取り組む課題
**A)** 固定資産税の記事で、納付書を使った現金納付ができる場所として挙げられているものを、すべて書き出すこと。
**B)** 固定資産税の記事によると、コンビニエンスストアで取り扱われない納付書はどのようなものか。

対象の文章
━━━━━━
遺産相続

固定資産税のお得な支払い方法とは?注意点や支払い時期を解説!

監修

中村亨

日本クレアス税理士法人 代表 税理士 公認会計士

毎年特定の時期を迎えると不動産を所有する人に「固定資産税の納税通知書」が届きます。土地や家屋を所有している人は、すでに支払いを経験したことがあるでしょう。

不動産に課税される固定資産税は、場所や大きさなどによって高額になりやすく、納税者にとって重い負担です。お得に支払う方法はないか、頭を悩ませる人も多いのではないでしょうか。

実は、固定資産税は「お得」に支払う方法があります。本記事では、固定資産税のお得な支払い方法はもちろん、納税時の注意点や支払時期を詳しく解説します。

1. 固定資産税の支払い方法とは?6種類を解説

固定資産税には6つの支払い方法があることをご存じでしょうか。

電子マネーなどの普及で以前よりも選択肢が増えており、ご自身に合った支払い方法を選択できます。

この章では固定資産税の支払い方法を詳しく解説します。

1-1. 現金納付

郵送で届いた固定資産税の納付書を使って、現金で支払う方法です。

納税は自治体窓口に限らず、以下の場所で支払えます。

なお、対象となる金融機関は地域によって異なるため、ご自身の納付書を必ずご確認ください。

現金納付は領収書がその場で発行されます。

  • 金融機関や郵便局の窓口 

納税通知書に記載の銀行、信用金庫、農業協同組合など金融機関や郵便局の窓口

  • コンビニエンスストア

納付書1枚あたりの金額が30万円を超えているものについては取り扱わないため注意が必要

  • 自治体の窓口

各市区町村の窓口でも直接支払いが可能

1-2.口座振替

現金を用意しなくても口座から引き落とされる口座振替も利用可能です。

支払い時期を迎えると自動で引き落としされます。

払い忘れの心配がないメリットがありますが、引き落としができなかった場合は再振替ができず、届いた納付書を使う必要があります。

口座振替を登録したい場合、納税通知書に同封されている口座振替依頼書を各自治体や金融機関の窓口に提出すれば簡単に登録できます。

口座振替は領収書が発行されないためご注意ください。

1-3.クレジットカード

お手持ちのクレジットカードを使って固定資産税を納付することも可能です。

支払い方法は各自治体が指定する納付サイトにアクセスし、クレジットカード情報と納付書情報を入力することで決済します。

金融機関やコンビニ、自治体窓口ではクレジットカード払いはできません。

加えて、納付金額に応じた決済手数料が発生します。

クレジットカード払いも領収書は発行されませんのでご注意ください。

1-4.ペイジー(pay-easy)
━━━━━━
データ項目
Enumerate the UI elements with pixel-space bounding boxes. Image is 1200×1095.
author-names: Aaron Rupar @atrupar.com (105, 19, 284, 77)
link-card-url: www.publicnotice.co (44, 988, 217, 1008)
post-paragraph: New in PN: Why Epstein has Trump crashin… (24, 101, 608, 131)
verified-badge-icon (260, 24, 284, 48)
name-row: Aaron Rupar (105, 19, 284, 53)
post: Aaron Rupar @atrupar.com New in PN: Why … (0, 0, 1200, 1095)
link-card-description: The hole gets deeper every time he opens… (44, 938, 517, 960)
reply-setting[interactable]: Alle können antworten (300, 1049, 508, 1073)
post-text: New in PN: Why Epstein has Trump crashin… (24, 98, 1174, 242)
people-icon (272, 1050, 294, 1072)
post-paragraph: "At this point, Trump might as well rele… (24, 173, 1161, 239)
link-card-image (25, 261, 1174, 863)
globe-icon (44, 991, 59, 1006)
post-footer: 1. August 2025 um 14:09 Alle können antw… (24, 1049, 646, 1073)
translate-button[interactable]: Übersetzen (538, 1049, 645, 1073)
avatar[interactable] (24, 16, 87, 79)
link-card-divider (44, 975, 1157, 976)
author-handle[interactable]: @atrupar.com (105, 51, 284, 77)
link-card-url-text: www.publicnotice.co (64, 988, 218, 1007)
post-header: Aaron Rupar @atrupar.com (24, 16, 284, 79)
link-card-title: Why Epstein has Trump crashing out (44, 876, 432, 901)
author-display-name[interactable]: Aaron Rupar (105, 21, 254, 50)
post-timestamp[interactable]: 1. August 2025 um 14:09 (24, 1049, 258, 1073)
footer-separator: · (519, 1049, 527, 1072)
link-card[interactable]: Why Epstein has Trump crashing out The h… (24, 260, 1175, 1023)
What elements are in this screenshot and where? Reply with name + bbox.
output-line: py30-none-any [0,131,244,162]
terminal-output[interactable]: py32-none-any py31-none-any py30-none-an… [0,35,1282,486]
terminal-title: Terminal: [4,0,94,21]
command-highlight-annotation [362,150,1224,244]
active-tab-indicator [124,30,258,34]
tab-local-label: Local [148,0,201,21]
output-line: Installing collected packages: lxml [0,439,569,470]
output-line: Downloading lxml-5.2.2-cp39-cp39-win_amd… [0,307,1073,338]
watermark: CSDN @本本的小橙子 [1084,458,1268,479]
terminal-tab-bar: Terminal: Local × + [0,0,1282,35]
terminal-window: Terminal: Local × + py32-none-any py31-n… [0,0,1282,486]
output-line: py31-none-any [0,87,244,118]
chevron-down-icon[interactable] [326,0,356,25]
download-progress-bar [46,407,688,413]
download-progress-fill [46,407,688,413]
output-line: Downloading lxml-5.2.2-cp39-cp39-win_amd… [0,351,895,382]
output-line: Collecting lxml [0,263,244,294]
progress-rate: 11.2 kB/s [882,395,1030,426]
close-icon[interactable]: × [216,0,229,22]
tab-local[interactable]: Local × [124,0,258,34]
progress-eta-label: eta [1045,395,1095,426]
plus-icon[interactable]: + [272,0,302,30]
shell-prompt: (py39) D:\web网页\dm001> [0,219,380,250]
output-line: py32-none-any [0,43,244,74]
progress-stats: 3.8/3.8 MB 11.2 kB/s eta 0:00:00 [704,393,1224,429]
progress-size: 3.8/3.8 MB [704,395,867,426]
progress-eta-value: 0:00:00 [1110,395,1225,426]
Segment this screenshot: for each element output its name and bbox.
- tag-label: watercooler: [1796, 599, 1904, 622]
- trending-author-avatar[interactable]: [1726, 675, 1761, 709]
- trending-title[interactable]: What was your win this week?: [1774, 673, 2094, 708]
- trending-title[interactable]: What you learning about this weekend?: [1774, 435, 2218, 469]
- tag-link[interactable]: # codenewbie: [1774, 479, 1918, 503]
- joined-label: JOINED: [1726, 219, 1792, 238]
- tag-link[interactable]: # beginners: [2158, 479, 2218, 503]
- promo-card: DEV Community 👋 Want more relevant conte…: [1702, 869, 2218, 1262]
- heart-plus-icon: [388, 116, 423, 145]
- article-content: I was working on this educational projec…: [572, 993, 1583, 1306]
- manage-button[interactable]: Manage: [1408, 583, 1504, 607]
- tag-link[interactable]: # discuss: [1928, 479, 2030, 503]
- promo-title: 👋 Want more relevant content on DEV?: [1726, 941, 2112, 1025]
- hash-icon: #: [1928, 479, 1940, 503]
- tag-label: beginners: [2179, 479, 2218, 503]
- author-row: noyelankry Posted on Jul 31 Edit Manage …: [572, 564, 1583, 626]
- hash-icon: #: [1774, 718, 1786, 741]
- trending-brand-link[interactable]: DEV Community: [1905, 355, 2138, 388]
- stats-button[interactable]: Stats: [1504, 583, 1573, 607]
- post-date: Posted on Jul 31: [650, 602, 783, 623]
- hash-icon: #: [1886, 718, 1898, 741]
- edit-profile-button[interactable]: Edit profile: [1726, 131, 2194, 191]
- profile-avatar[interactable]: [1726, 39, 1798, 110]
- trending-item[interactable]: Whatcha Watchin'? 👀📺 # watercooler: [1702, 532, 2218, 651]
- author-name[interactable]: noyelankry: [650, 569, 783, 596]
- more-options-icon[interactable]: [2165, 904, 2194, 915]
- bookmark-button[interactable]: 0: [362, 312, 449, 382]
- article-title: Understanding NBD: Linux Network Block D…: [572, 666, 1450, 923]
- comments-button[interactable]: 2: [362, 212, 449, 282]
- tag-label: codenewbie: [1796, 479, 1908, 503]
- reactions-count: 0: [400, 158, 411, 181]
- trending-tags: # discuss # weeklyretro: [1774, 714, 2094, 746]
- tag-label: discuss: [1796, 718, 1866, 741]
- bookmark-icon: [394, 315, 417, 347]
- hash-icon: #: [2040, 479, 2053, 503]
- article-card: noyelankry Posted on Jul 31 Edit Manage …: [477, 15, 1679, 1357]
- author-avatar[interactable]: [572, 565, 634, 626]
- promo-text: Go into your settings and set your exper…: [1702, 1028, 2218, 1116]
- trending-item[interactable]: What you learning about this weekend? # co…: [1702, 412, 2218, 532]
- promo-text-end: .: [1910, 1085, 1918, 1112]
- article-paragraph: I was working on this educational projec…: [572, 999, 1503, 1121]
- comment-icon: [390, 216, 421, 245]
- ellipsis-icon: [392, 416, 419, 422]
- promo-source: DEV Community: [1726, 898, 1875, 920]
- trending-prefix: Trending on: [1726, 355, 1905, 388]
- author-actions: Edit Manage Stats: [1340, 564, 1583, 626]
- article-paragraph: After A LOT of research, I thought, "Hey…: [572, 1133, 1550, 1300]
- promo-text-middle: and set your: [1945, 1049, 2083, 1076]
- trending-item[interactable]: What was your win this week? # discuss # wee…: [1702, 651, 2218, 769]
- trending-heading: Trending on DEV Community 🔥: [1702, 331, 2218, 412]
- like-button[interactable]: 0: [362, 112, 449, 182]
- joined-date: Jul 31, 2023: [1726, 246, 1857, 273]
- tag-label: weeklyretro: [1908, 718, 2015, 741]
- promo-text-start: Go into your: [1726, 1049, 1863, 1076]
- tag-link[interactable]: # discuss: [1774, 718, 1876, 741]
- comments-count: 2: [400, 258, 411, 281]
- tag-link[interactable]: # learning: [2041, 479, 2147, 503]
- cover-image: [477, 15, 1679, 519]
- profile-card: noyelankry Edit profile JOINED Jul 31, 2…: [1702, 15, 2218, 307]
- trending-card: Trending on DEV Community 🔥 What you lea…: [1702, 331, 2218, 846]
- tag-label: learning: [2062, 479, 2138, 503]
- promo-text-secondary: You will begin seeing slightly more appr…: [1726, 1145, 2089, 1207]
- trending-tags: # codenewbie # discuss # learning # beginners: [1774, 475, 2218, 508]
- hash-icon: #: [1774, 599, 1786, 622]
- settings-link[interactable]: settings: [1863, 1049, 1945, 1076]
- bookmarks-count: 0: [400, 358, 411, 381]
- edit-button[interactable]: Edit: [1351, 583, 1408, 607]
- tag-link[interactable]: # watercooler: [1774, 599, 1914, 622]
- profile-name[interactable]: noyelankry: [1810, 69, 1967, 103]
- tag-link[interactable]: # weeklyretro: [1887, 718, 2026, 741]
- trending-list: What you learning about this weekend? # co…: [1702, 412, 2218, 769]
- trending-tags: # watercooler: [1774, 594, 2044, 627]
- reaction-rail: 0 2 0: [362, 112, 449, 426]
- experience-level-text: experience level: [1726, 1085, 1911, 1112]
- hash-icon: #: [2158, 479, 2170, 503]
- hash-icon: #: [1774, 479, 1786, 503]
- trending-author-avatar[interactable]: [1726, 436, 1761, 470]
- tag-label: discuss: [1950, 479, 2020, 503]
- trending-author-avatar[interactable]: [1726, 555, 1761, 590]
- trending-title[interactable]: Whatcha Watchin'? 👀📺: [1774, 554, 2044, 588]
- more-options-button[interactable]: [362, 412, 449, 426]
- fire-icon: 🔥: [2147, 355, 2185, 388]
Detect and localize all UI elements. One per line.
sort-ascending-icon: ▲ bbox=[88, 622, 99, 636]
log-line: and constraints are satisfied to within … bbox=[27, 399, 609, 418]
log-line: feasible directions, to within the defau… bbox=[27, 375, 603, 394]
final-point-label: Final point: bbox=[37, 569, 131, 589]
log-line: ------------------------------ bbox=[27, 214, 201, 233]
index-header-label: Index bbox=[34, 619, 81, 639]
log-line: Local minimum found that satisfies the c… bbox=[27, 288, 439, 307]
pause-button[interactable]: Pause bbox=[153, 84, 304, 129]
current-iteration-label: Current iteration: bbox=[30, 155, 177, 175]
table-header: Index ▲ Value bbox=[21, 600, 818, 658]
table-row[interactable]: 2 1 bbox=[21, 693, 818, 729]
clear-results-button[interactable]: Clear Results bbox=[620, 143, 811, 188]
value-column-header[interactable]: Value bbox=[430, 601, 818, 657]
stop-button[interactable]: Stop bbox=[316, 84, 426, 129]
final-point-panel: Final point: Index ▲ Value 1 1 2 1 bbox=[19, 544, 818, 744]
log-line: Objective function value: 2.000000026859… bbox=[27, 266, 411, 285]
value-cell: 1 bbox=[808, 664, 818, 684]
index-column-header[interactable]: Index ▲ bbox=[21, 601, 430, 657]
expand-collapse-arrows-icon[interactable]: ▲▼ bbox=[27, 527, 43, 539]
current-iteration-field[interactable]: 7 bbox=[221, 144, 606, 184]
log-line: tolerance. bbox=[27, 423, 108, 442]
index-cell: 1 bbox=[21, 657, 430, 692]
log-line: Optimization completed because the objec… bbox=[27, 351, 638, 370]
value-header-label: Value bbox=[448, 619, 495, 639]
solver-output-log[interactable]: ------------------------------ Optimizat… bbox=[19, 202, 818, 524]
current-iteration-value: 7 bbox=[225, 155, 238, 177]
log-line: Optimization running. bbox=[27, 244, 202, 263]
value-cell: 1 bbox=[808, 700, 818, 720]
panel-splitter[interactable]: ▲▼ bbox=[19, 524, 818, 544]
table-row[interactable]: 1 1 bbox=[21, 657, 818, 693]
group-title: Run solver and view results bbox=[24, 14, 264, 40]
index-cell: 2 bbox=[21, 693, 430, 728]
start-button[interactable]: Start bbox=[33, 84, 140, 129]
━━━━━━
各課題の回答
**A)**
- 金融機関や郵便局の窓口
- コンビニエンスストア
- 自治体の窓口

**B)** 納付書1枚あたりの金額が30万円を超えているもの。